REQUEST => Reply with one number only: the count of lines below that contain the word "Ideologie".

EXERCISE INPUT =>
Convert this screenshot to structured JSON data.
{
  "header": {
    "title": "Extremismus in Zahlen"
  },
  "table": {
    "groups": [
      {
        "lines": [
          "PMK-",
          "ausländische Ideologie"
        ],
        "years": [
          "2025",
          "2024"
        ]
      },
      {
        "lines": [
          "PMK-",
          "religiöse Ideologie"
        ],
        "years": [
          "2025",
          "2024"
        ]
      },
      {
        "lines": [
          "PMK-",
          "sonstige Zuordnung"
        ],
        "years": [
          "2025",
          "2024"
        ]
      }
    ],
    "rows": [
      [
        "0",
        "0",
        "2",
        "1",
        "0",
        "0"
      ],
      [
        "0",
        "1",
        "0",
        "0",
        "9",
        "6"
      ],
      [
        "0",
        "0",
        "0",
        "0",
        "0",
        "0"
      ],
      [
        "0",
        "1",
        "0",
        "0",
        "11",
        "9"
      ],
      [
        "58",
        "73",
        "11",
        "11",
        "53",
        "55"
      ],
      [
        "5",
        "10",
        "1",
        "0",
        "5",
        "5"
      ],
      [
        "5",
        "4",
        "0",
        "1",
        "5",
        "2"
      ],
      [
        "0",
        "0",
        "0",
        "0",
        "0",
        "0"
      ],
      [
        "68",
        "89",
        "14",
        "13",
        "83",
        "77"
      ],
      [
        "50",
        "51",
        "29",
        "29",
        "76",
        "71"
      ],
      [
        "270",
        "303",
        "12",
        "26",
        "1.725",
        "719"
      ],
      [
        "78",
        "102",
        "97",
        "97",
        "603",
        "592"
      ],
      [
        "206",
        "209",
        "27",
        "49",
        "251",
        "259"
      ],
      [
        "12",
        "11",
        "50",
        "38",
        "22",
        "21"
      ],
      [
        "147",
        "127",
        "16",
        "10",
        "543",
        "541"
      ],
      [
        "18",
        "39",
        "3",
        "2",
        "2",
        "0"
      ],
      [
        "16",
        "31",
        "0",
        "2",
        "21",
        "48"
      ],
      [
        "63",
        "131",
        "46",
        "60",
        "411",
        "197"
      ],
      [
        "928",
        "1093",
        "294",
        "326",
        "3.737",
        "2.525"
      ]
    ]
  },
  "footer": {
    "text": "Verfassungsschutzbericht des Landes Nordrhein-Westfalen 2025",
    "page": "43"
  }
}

REPLY => 2